— START GIVEN DATA —

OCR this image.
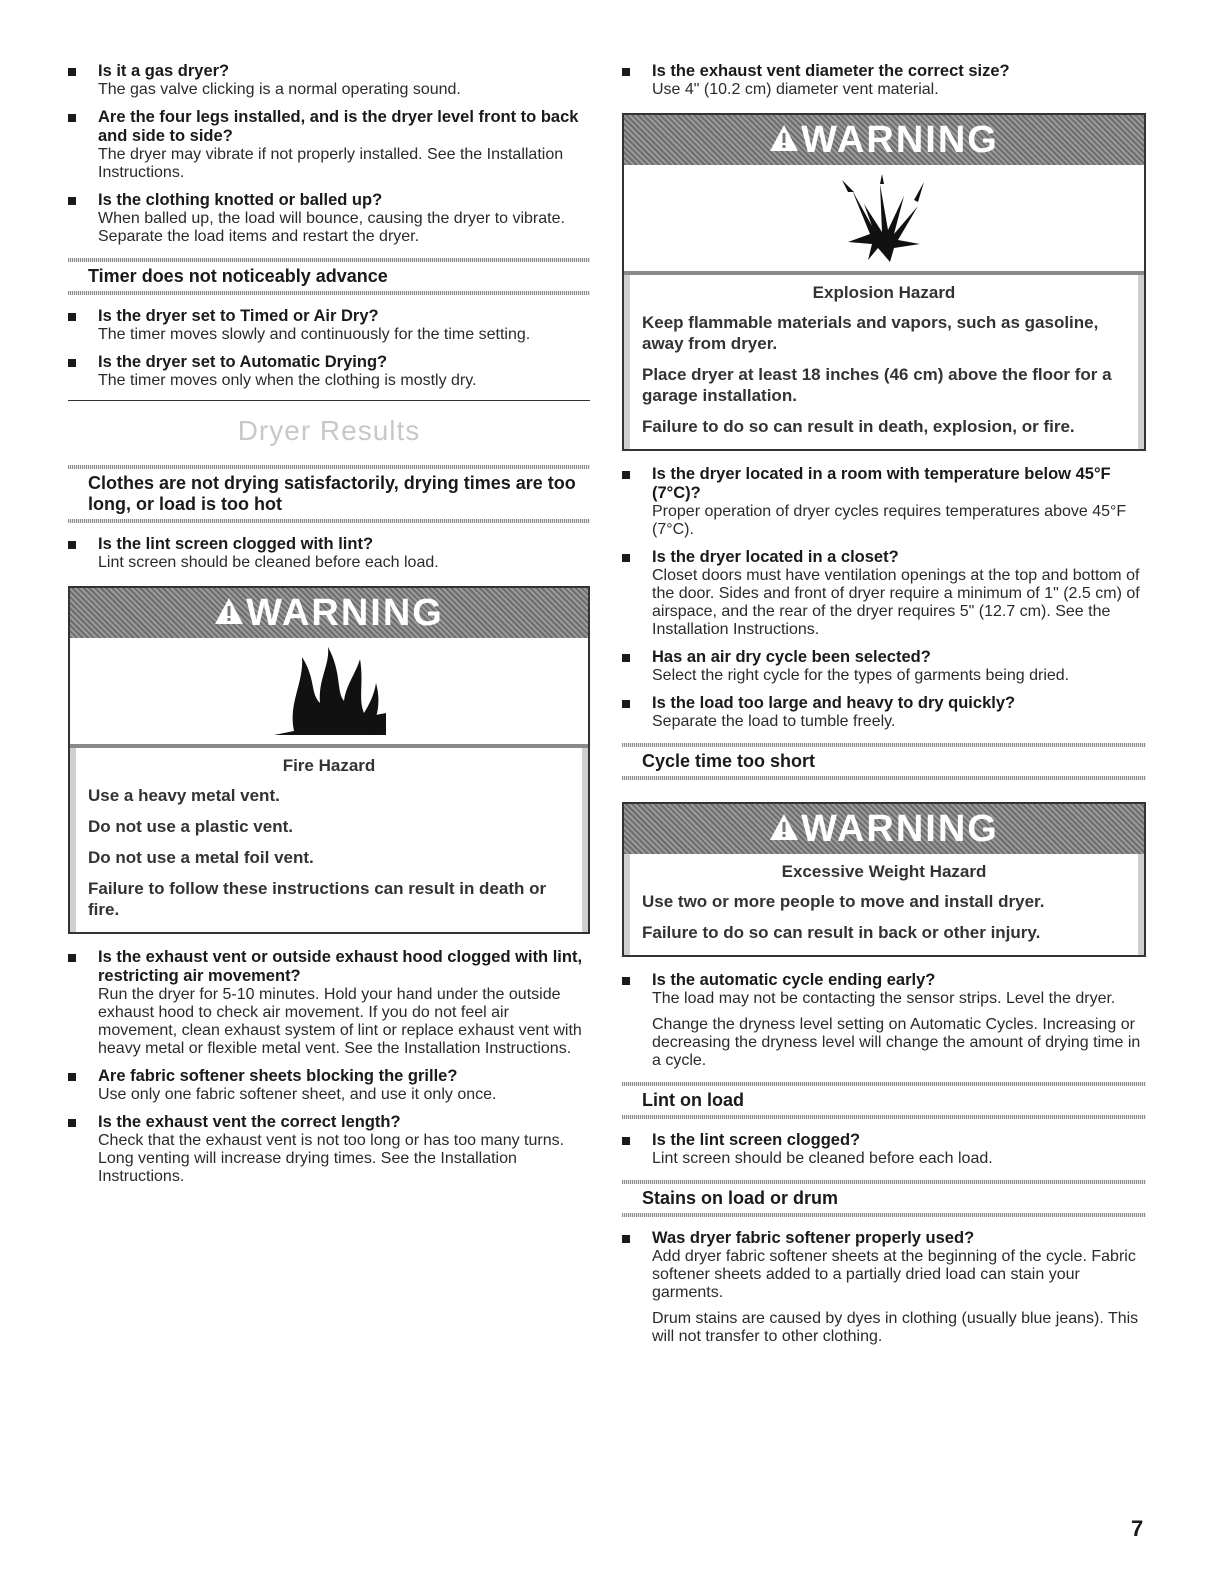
Is it a gas dryer?
The gas valve clicking is a normal operating sound.
Are the four legs installed, and is the dryer level front to back and side to side?
The dryer may vibrate if not properly installed. See the Installation Instructions.
Is the clothing knotted or balled up?
When balled up, the load will bounce, causing the dryer to vibrate. Separate the load items and restart the dryer.
Timer does not noticeably advance
Is the dryer set to Timed or Air Dry?
The timer moves slowly and continuously for the time setting.
Is the dryer set to Automatic Drying?
The timer moves only when the clothing is mostly dry.
Dryer Results
Clothes are not drying satisfactorily, drying times are too long, or load is too hot
Is the lint screen clogged with lint?
Lint screen should be cleaned before each load.
WARNING
Fire Hazard
Use a heavy metal vent.
Do not use a plastic vent.
Do not use a metal foil vent.
Failure to follow these instructions can result in death or fire.
Is the exhaust vent or outside exhaust hood clogged with lint, restricting air movement?
Run the dryer for 5-10 minutes. Hold your hand under the outside exhaust hood to check air movement. If you do not feel air movement, clean exhaust system of lint or replace exhaust vent with heavy metal or flexible metal vent. See the Installation Instructions.
Are fabric softener sheets blocking the grille?
Use only one fabric softener sheet, and use it only once.
Is the exhaust vent the correct length?
Check that the exhaust vent is not too long or has too many turns. Long venting will increase drying times. See the Installation Instructions.
Is the exhaust vent diameter the correct size?
Use 4" (10.2 cm) diameter vent material.
WARNING
Explosion Hazard
Keep flammable materials and vapors, such as gasoline, away from dryer.
Place dryer at least 18 inches (46 cm) above the floor for a garage installation.
Failure to do so can result in death, explosion, or fire.
Is the dryer located in a room with temperature below 45°F (7°C)?
Proper operation of dryer cycles requires temperatures above 45°F (7°C).
Is the dryer located in a closet?
Closet doors must have ventilation openings at the top and bottom of the door. Sides and front of dryer require a minimum of 1" (2.5 cm) of airspace, and the rear of the dryer requires 5" (12.7 cm). See the Installation Instructions.
Has an air dry cycle been selected?
Select the right cycle for the types of garments being dried.
Is the load too large and heavy to dry quickly?
Separate the load to tumble freely.
Cycle time too short
WARNING
Excessive Weight Hazard
Use two or more people to move and install dryer.
Failure to do so can result in back or other injury.
Is the automatic cycle ending early?
The load may not be contacting the sensor strips. Level the dryer.
Change the dryness level setting on Automatic Cycles. Increasing or decreasing the dryness level will change the amount of drying time in a cycle.
Lint on load
Is the lint screen clogged?
Lint screen should be cleaned before each load.
Stains on load or drum
Was dryer fabric softener properly used?
Add dryer fabric softener sheets at the beginning of the cycle. Fabric softener sheets added to a partially dried load can stain your garments.
Drum stains are caused by dyes in clothing (usually blue jeans). This will not transfer to other clothing.
7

— END GIVEN DATA —

- _AIM_
Give the entries again word for word, but skip the pictures.

- _TASK RESPONSE_
OCR this image.
Is it a gas dryer?
The gas valve clicking is a normal operating sound.
Are the four legs installed, and is the dryer level front to back and side to side?
The dryer may vibrate if not properly installed. See the Installation Instructions.
Is the clothing knotted or balled up?
When balled up, the load will bounce, causing the dryer to vibrate. Separate the load items and restart the dryer.
Timer does not noticeably advance
Is the dryer set to Timed or Air Dry?
The timer moves slowly and continuously for the time setting.
Is the dryer set to Automatic Drying?
The timer moves only when the clothing is mostly dry.
Dryer Results
Clothes are not drying satisfactorily, drying times are too long, or load is too hot
Is the lint screen clogged with lint?
Lint screen should be cleaned before each load.
WARNING
Fire Hazard
Use a heavy metal vent.
Do not use a plastic vent.
Do not use a metal foil vent.
Failure to follow these instructions can result in death or fire.
Is the exhaust vent or outside exhaust hood clogged with lint, restricting air movement?
Run the dryer for 5-10 minutes. Hold your hand under the outside exhaust hood to check air movement. If you do not feel air movement, clean exhaust system of lint or replace exhaust vent with heavy metal or flexible metal vent. See the Installation Instructions.
Are fabric softener sheets blocking the grille?
Use only one fabric softener sheet, and use it only once.
Is the exhaust vent the correct length?
Check that the exhaust vent is not too long or has too many turns. Long venting will increase drying times. See the Installation Instructions.
Is the exhaust vent diameter the correct size?
Use 4" (10.2 cm) diameter vent material.
WARNING
Explosion Hazard
Keep flammable materials and vapors, such as gasoline, away from dryer.
Place dryer at least 18 inches (46 cm) above the floor for a garage installation.
Failure to do so can result in death, explosion, or fire.
Is the dryer located in a room with temperature below 45°F (7°C)?
Proper operation of dryer cycles requires temperatures above 45°F (7°C).
Is the dryer located in a closet?
Closet doors must have ventilation openings at the top and bottom of the door. Sides and front of dryer require a minimum of 1" (2.5 cm) of airspace, and the rear of the dryer requires 5" (12.7 cm). See the Installation Instructions.
Has an air dry cycle been selected?
Select the right cycle for the types of garments being dried.
Is the load too large and heavy to dry quickly?
Separate the load to tumble freely.
Cycle time too short
WARNING
Excessive Weight Hazard
Use two or more people to move and install dryer.
Failure to do so can result in back or other injury.
Is the automatic cycle ending early?
The load may not be contacting the sensor strips. Level the dryer.
Change the dryness level setting on Automatic Cycles. Increasing or decreasing the dryness level will change the amount of drying time in a cycle.
Lint on load
Is the lint screen clogged?
Lint screen should be cleaned before each load.
Stains on load or drum
Was dryer fabric softener properly used?
Add dryer fabric softener sheets at the beginning of the cycle. Fabric softener sheets added to a partially dried load can stain your garments.
Drum stains are caused by dyes in clothing (usually blue jeans). This will not transfer to other clothing.
7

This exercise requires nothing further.